Task inputs:
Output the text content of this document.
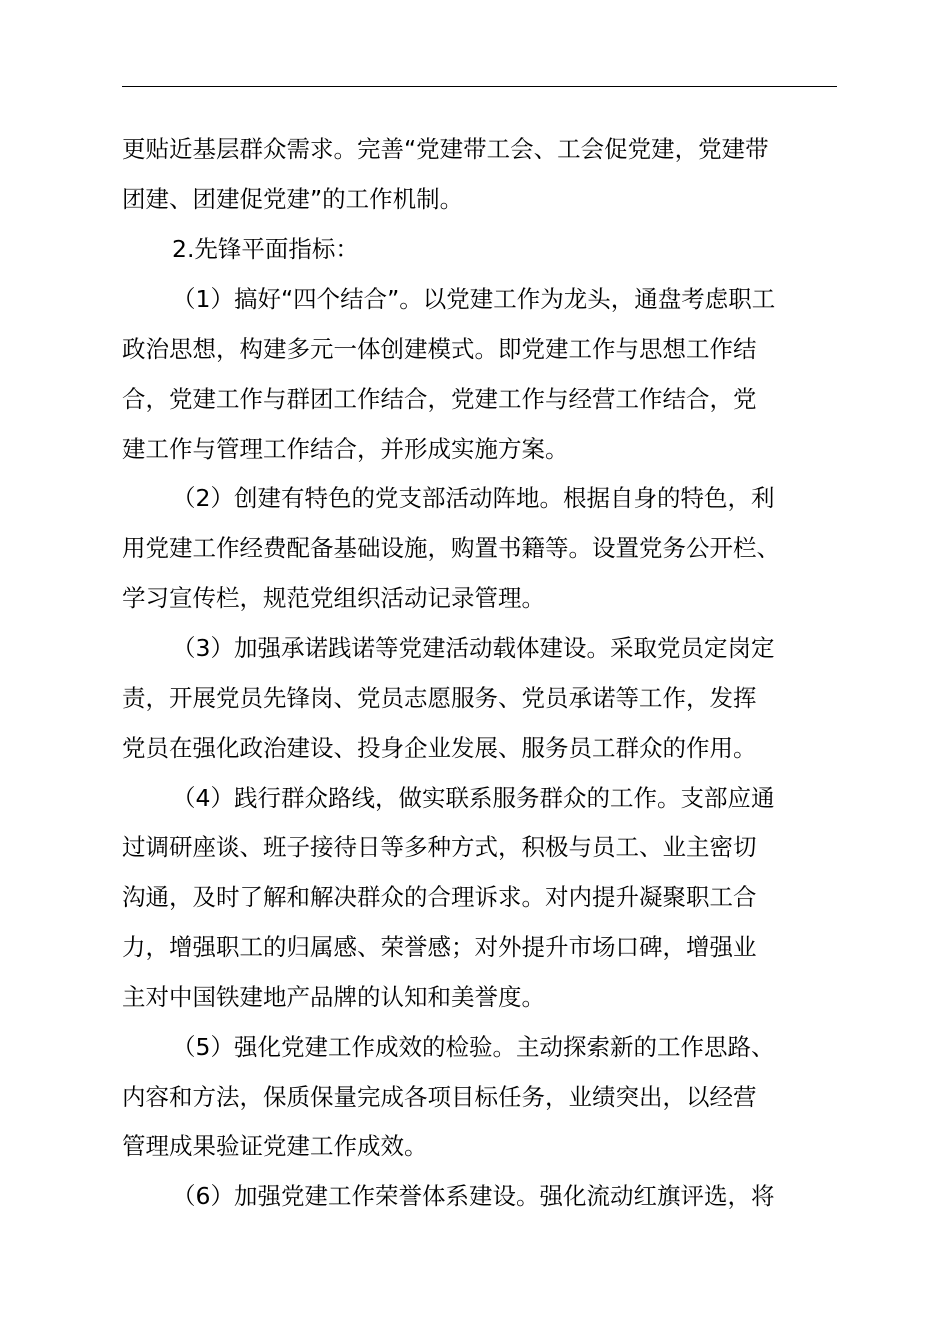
更贴近基层群众需求。完善“党建带工会、工会促党建，党建带
团建、团建促党建”的工作机制。
2.先锋平面指标：
（1）搞好“四个结合”。以党建工作为龙头，通盘考虑职工
政治思想，构建多元一体创建模式。即党建工作与思想工作结
合，党建工作与群团工作结合，党建工作与经营工作结合，党
建工作与管理工作结合，并形成实施方案。
（2）创建有特色的党支部活动阵地。根据自身的特色，利
用党建工作经费配备基础设施，购置书籍等。设置党务公开栏、
学习宣传栏，规范党组织活动记录管理。
（3）加强承诺践诺等党建活动载体建设。采取党员定岗定
责，开展党员先锋岗、党员志愿服务、党员承诺等工作，发挥
党员在强化政治建设、投身企业发展、服务员工群众的作用。
（4）践行群众路线，做实联系服务群众的工作。支部应通
过调研座谈、班子接待日等多种方式，积极与员工、业主密切
沟通，及时了解和解决群众的合理诉求。对内提升凝聚职工合
力，增强职工的归属感、荣誉感；对外提升市场口碑，增强业
主对中国铁建地产品牌的认知和美誉度。
（5）强化党建工作成效的检验。主动探索新的工作思路、
内容和方法，保质保量完成各项目标任务，业绩突出，以经营
管理成果验证党建工作成效。
（6）加强党建工作荣誉体系建设。强化流动红旗评选，将
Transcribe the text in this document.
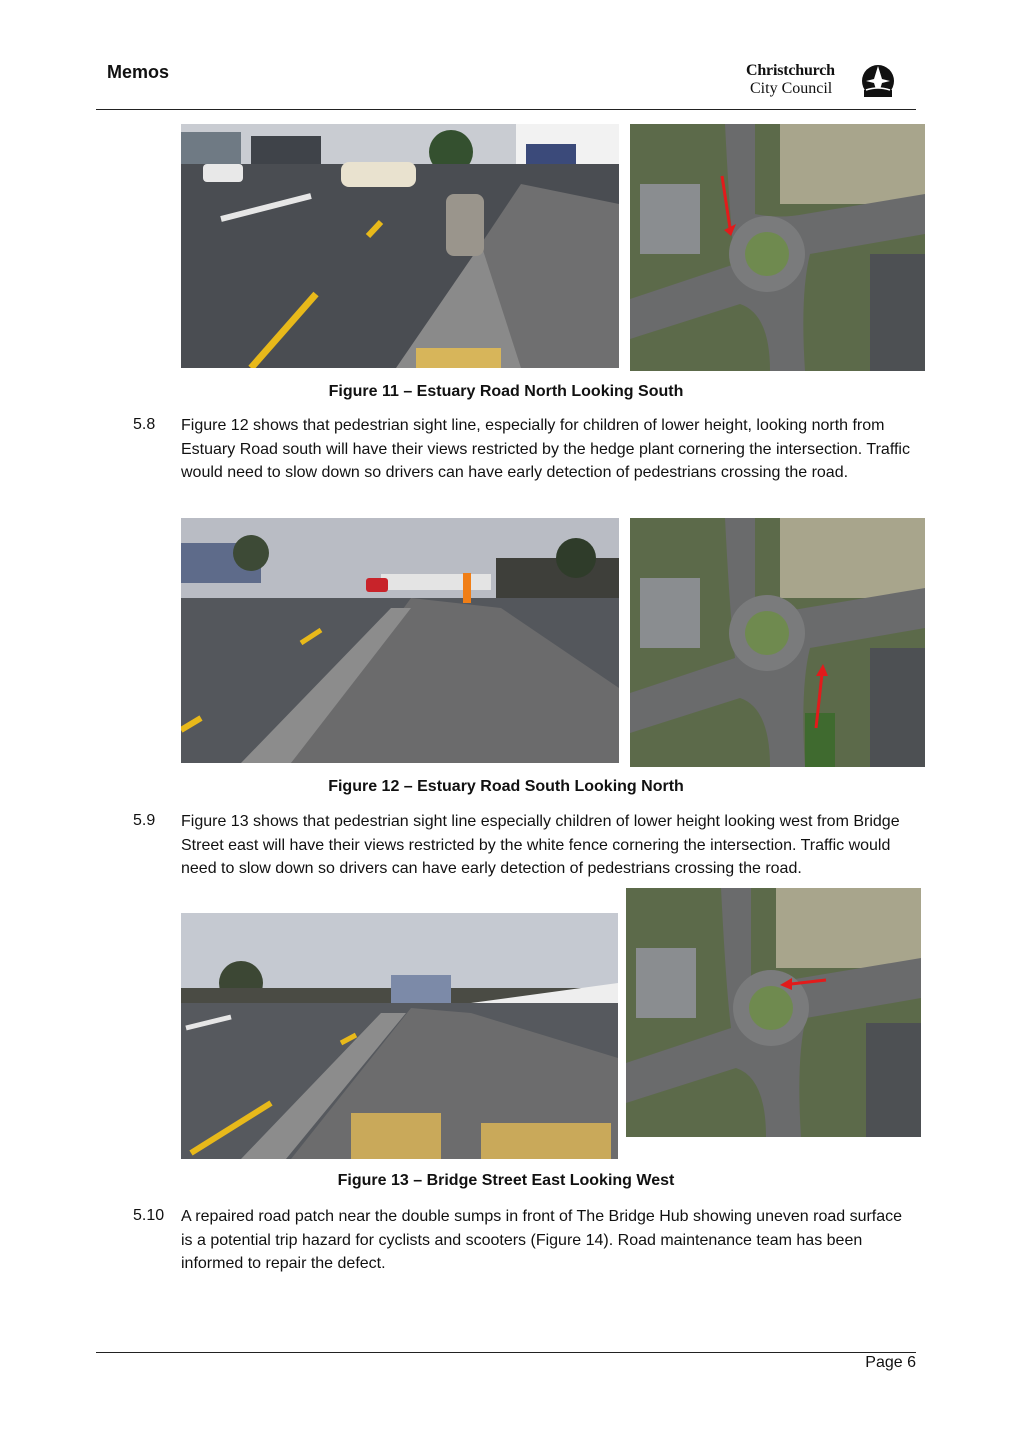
Memos	Christchurch
City Council
Figure 11 – Estuary Road North Looking South
5.8 Figure 12 shows that pedestrian sight line, especially for children of lower height, looking north from Estuary Road south will have their views restricted by the hedge plant cornering the intersection. Traffic would need to slow down so drivers can have early detection of pedestrians crossing the road.
Figure 12 – Estuary Road South Looking North
5.9 Figure 13 shows that pedestrian sight line especially children of lower height looking west from Bridge Street east will have their views restricted by the white fence cornering the intersection. Traffic would need to slow down so drivers can have early detection of pedestrians crossing the road.
Figure 13 – Bridge Street East Looking West
5.10 A repaired road patch near the double sumps in front of The Bridge Hub showing uneven road surface is a potential trip hazard for cyclists and scooters (Figure 14). Road maintenance team has been informed to repair the defect.
Page 6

Aim:
Write out the listing above exactly as it stands, pictures excluded.

Exercise result:
Output the text content of this document.
更贴近基层群众需求。完善“党建带工会、工会促党建，党建带
团建、团建促党建”的工作机制。
2.先锋平面指标：
（1）搞好“四个结合”。以党建工作为龙头，通盘考虑职工
政治思想，构建多元一体创建模式。即党建工作与思想工作结
合，党建工作与群团工作结合，党建工作与经营工作结合，党
建工作与管理工作结合，并形成实施方案。
（2）创建有特色的党支部活动阵地。根据自身的特色，利
用党建工作经费配备基础设施，购置书籍等。设置党务公开栏、
学习宣传栏，规范党组织活动记录管理。
（3）加强承诺践诺等党建活动载体建设。采取党员定岗定
责，开展党员先锋岗、党员志愿服务、党员承诺等工作，发挥
党员在强化政治建设、投身企业发展、服务员工群众的作用。
（4）践行群众路线，做实联系服务群众的工作。支部应通
过调研座谈、班子接待日等多种方式，积极与员工、业主密切
沟通，及时了解和解决群众的合理诉求。对内提升凝聚职工合
力，增强职工的归属感、荣誉感；对外提升市场口碑，增强业
主对中国铁建地产品牌的认知和美誉度。
（5）强化党建工作成效的检验。主动探索新的工作思路、
内容和方法，保质保量完成各项目标任务，业绩突出，以经营
管理成果验证党建工作成效。
（6）加强党建工作荣誉体系建设。强化流动红旗评选，将
Transcribe the text in this document.
Memos	Christchurch
City Council
Figure 11 – Estuary Road North Looking South
5.8 Figure 12 shows that pedestrian sight line, especially for children of lower height, looking north from Estuary Road south will have their views restricted by the hedge plant cornering the intersection. Traffic would need to slow down so drivers can have early detection of pedestrians crossing the road.
Figure 12 – Estuary Road South Looking North
5.9 Figure 13 shows that pedestrian sight line especially children of lower height looking west from Bridge Street east will have their views restricted by the white fence cornering the intersection. Traffic would need to slow down so drivers can have early detection of pedestrians crossing the road.
Figure 13 – Bridge Street East Looking West
5.10 A repaired road patch near the double sumps in front of The Bridge Hub showing uneven road surface is a potential trip hazard for cyclists and scooters (Figure 14). Road maintenance team has been informed to repair the defect.
Page 6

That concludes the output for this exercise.